**PROBLEM**
Collect every line that includes the string "title".

------ PROVIDED DATA

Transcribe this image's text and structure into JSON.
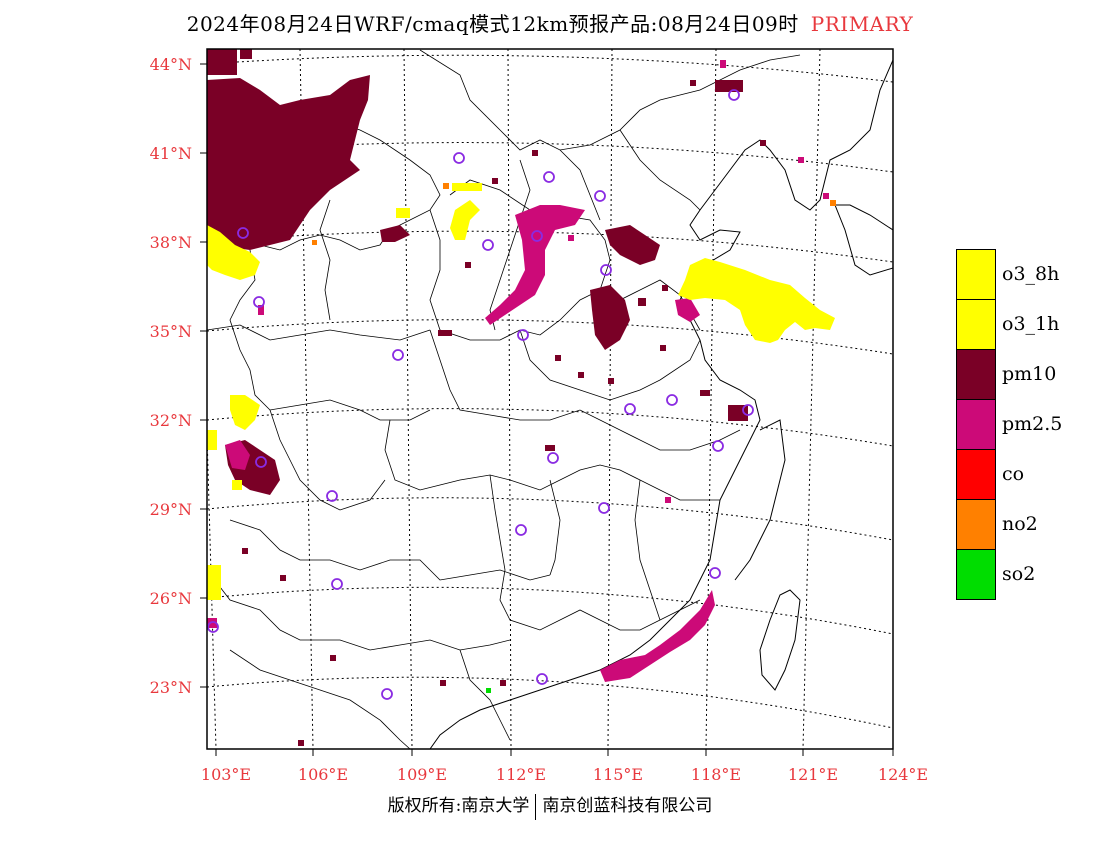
{
  "title": {
    "text": "2024年08月24日WRF/cmaq模式12km预报产品:08月24日09时",
    "tag": "PRIMARY"
  },
  "lat_labels": [
    "44°N",
    "41°N",
    "38°N",
    "35°N",
    "32°N",
    "29°N",
    "26°N",
    "23°N"
  ],
  "lon_labels": [
    "103°E",
    "106°E",
    "109°E",
    "112°E",
    "115°E",
    "118°E",
    "121°E",
    "124°E"
  ],
  "legend": [
    {
      "label": "o3_8h",
      "color": "#ffff00"
    },
    {
      "label": "o3_1h",
      "color": "#ffff00"
    },
    {
      "label": "pm10",
      "color": "#7a0026"
    },
    {
      "label": "pm2.5",
      "color": "#cc0a78"
    },
    {
      "label": "co",
      "color": "#ff0000"
    },
    {
      "label": "no2",
      "color": "#ff8000"
    },
    {
      "label": "so2",
      "color": "#00dd00"
    }
  ],
  "footer": {
    "left": "版权所有:南京大学",
    "right": "南京创蓝科技有限公司"
  }
}
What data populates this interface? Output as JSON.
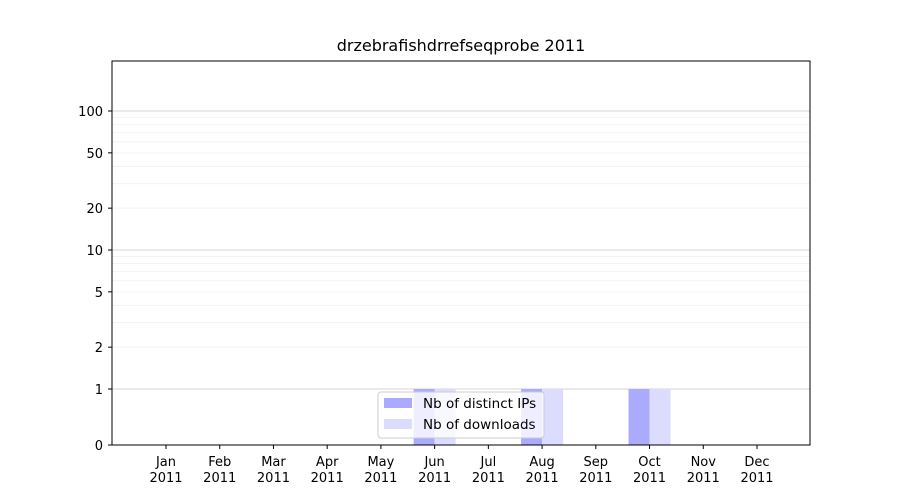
{
  "chart_data": {
    "type": "bar",
    "title": "drzebrafishdrrefseqprobe 2011",
    "xlabel": "",
    "ylabel": "",
    "y_scale": "symlog",
    "y_ticks": [
      0,
      1,
      2,
      5,
      10,
      20,
      50,
      100
    ],
    "y_tick_labels": [
      "0",
      "1",
      "2",
      "5",
      "10",
      "20",
      "50",
      "100"
    ],
    "grid": true,
    "legend_position": "bottom-center",
    "categories": [
      "Jan 2011",
      "Feb 2011",
      "Mar 2011",
      "Apr 2011",
      "May 2011",
      "Jun 2011",
      "Jul 2011",
      "Aug 2011",
      "Sep 2011",
      "Oct 2011",
      "Nov 2011",
      "Dec 2011"
    ],
    "category_month": [
      "Jan",
      "Feb",
      "Mar",
      "Apr",
      "May",
      "Jun",
      "Jul",
      "Aug",
      "Sep",
      "Oct",
      "Nov",
      "Dec"
    ],
    "category_year": [
      "2011",
      "2011",
      "2011",
      "2011",
      "2011",
      "2011",
      "2011",
      "2011",
      "2011",
      "2011",
      "2011",
      "2011"
    ],
    "series": [
      {
        "name": "Nb of distinct IPs",
        "color": "#aaaaff",
        "values": [
          0,
          0,
          0,
          0,
          0,
          1,
          0,
          1,
          0,
          1,
          0,
          0
        ]
      },
      {
        "name": "Nb of downloads",
        "color": "#dcdcff",
        "values": [
          0,
          0,
          0,
          0,
          0,
          1,
          0,
          1,
          0,
          1,
          0,
          0
        ]
      }
    ]
  }
}
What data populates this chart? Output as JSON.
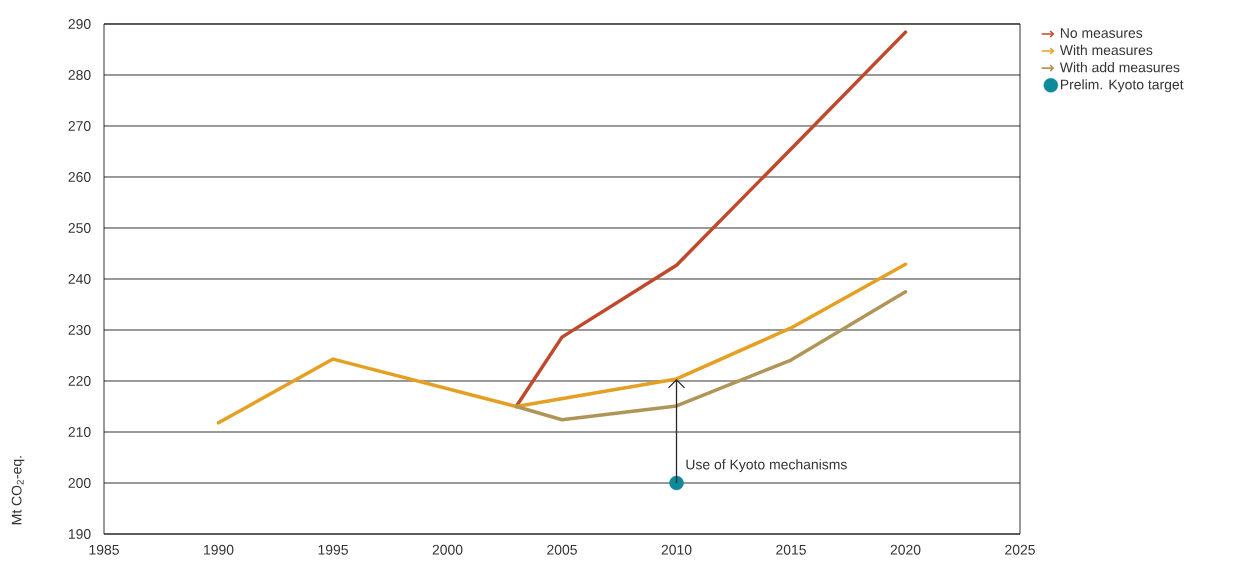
{
  "chart_data": {
    "type": "line",
    "ylabel": "Mt CO$_{2}$-eq.",
    "xlim": [
      1985,
      2025
    ],
    "xticks": [
      1985,
      1990,
      1995,
      2000,
      2005,
      2010,
      2015,
      2020,
      2025
    ],
    "ylim": [
      190,
      290
    ],
    "yticks": [
      190,
      200,
      210,
      220,
      230,
      240,
      250,
      260,
      270,
      280,
      290
    ],
    "grid": "y",
    "legend": "top right",
    "marker": "none",
    "line_style": "solid",
    "series": [
      {
        "name": "No measures",
        "color": "#c0482b",
        "x": [
          2003,
          2005,
          2010,
          2015,
          2020
        ],
        "values": [
          215,
          228.6,
          242.7,
          265.5,
          288.4
        ]
      },
      {
        "name": "With measures",
        "color": "#e5a024",
        "x": [
          1990,
          1995,
          2003,
          2010,
          2015,
          2020
        ],
        "values": [
          211.8,
          224.3,
          215,
          220.4,
          230.4,
          242.9
        ]
      },
      {
        "name": "With add measures",
        "color": "#b09558",
        "x": [
          2003,
          2005,
          2010,
          2015,
          2020
        ],
        "values": [
          215,
          212.4,
          215.1,
          224.1,
          237.5
        ]
      },
      {
        "name": "Prelim. Kyoto target",
        "color": "#0e8a9a",
        "type": "scatter",
        "marker": "circle",
        "x": [
          2010
        ],
        "values": [
          200
        ]
      }
    ],
    "annotations": [
      {
        "text": "Use of Kyoto mechanisms",
        "x": 2010,
        "y": 220.4
      }
    ]
  }
}
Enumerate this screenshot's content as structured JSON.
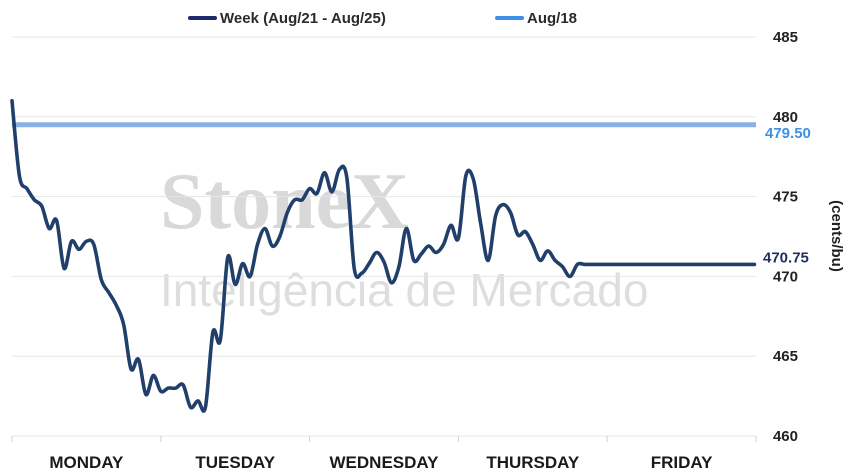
{
  "watermark": {
    "brand": "StoneX",
    "tagline": "Inteligência de Mercado"
  },
  "chart_data": {
    "type": "line",
    "ylabel": "(cents/bu)",
    "ylim": [
      460,
      485
    ],
    "yticks": [
      460,
      465,
      470,
      475,
      480,
      485
    ],
    "categories": [
      "MONDAY",
      "TUESDAY",
      "WEDNESDAY",
      "THURSDAY",
      "FRIDAY"
    ],
    "legend_position": "top",
    "grid": true,
    "series": [
      {
        "name": "Week (Aug/21 - Aug/25)",
        "color": "#213f6b",
        "end_label": "470.75",
        "x": [
          0,
          0.05,
          0.1,
          0.15,
          0.2,
          0.25,
          0.3,
          0.35,
          0.4,
          0.45,
          0.5,
          0.55,
          0.6,
          0.65,
          0.7,
          0.75,
          0.8,
          0.85,
          0.9,
          0.95,
          1.0,
          1.05,
          1.1,
          1.15,
          1.2,
          1.25,
          1.3,
          1.35,
          1.4,
          1.45,
          1.5,
          1.55,
          1.6,
          1.65,
          1.7,
          1.75,
          1.8,
          1.85,
          1.9,
          1.95,
          2.0,
          2.05,
          2.1,
          2.15,
          2.2,
          2.25,
          2.3,
          2.35,
          2.4,
          2.45,
          2.5,
          2.55,
          2.6,
          2.65,
          2.7,
          2.75,
          2.8,
          2.85,
          2.9,
          2.95,
          3.0,
          3.05,
          3.1,
          3.15,
          3.2,
          3.25,
          3.3,
          3.35,
          3.4,
          3.45,
          3.5,
          3.55,
          3.6,
          3.65,
          3.7,
          3.75,
          3.8,
          3.85,
          3.9,
          3.95,
          4.0,
          4.05,
          4.1,
          4.15,
          4.2,
          4.25,
          4.3,
          4.35,
          4.4,
          4.45,
          4.5,
          4.55,
          4.6,
          4.65,
          4.7,
          4.75,
          4.8,
          4.85,
          4.9,
          4.95,
          4.99
        ],
        "values": [
          481.0,
          476.3,
          475.5,
          474.8,
          474.4,
          473.0,
          473.5,
          470.5,
          472.2,
          471.7,
          472.2,
          472.0,
          469.8,
          469.0,
          468.2,
          467.0,
          464.2,
          464.8,
          462.6,
          463.8,
          462.8,
          463.0,
          463.0,
          463.2,
          461.8,
          462.2,
          461.8,
          466.5,
          466.0,
          471.2,
          469.5,
          470.8,
          470.0,
          472.0,
          473.0,
          471.9,
          472.5,
          474.0,
          474.8,
          474.8,
          475.5,
          475.2,
          476.5,
          475.3,
          476.7,
          476.2,
          470.5,
          470.2,
          470.8,
          471.5,
          470.9,
          469.6,
          470.6,
          473.0,
          471.0,
          471.4,
          471.9,
          471.5,
          472.0,
          473.2,
          472.4,
          476.3,
          476.1,
          473.3,
          471.0,
          473.8,
          474.5,
          474.0,
          472.6,
          472.8,
          472.0,
          471.0,
          471.6,
          471.0,
          470.6,
          470.0,
          470.75,
          470.75,
          470.75,
          470.75,
          470.75,
          470.75,
          470.75,
          470.75,
          470.75,
          470.75,
          470.75,
          470.75,
          470.75,
          470.75,
          470.75,
          470.75,
          470.75,
          470.75,
          470.75,
          470.75,
          470.75,
          470.75,
          470.75,
          470.75,
          470.75
        ]
      },
      {
        "name": "Aug/18",
        "color": "#8ab0e6",
        "legend_color": "#3e8fe8",
        "end_label": "479.50",
        "end_label_color": "#3e8fe8",
        "x": [
          0,
          5
        ],
        "values": [
          479.5,
          479.5
        ]
      }
    ]
  }
}
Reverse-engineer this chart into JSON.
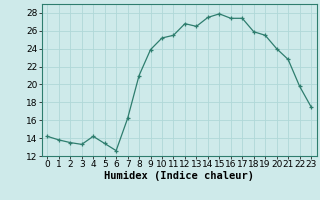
{
  "x": [
    0,
    1,
    2,
    3,
    4,
    5,
    6,
    7,
    8,
    9,
    10,
    11,
    12,
    13,
    14,
    15,
    16,
    17,
    18,
    19,
    20,
    21,
    22,
    23
  ],
  "y": [
    14.2,
    13.8,
    13.5,
    13.3,
    14.2,
    13.4,
    12.6,
    16.2,
    21.0,
    23.9,
    25.2,
    25.5,
    26.8,
    26.5,
    27.5,
    27.9,
    27.4,
    27.4,
    25.9,
    25.5,
    24.0,
    22.8,
    19.8,
    17.5
  ],
  "line_color": "#2e7d6e",
  "marker": "+",
  "marker_size": 3,
  "bg_color": "#ceeaea",
  "grid_color": "#b0d8d8",
  "xlabel": "Humidex (Indice chaleur)",
  "ylim": [
    12,
    29
  ],
  "xlim": [
    -0.5,
    23.5
  ],
  "yticks": [
    12,
    14,
    16,
    18,
    20,
    22,
    24,
    26,
    28
  ],
  "xticks": [
    0,
    1,
    2,
    3,
    4,
    5,
    6,
    7,
    8,
    9,
    10,
    11,
    12,
    13,
    14,
    15,
    16,
    17,
    18,
    19,
    20,
    21,
    22,
    23
  ],
  "xlabel_fontsize": 7.5,
  "tick_fontsize": 6.5
}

------------

**EXERCISE OUTPUT**
  "title": {
    "title": "drzebrafishdrrefseqprobe 2011",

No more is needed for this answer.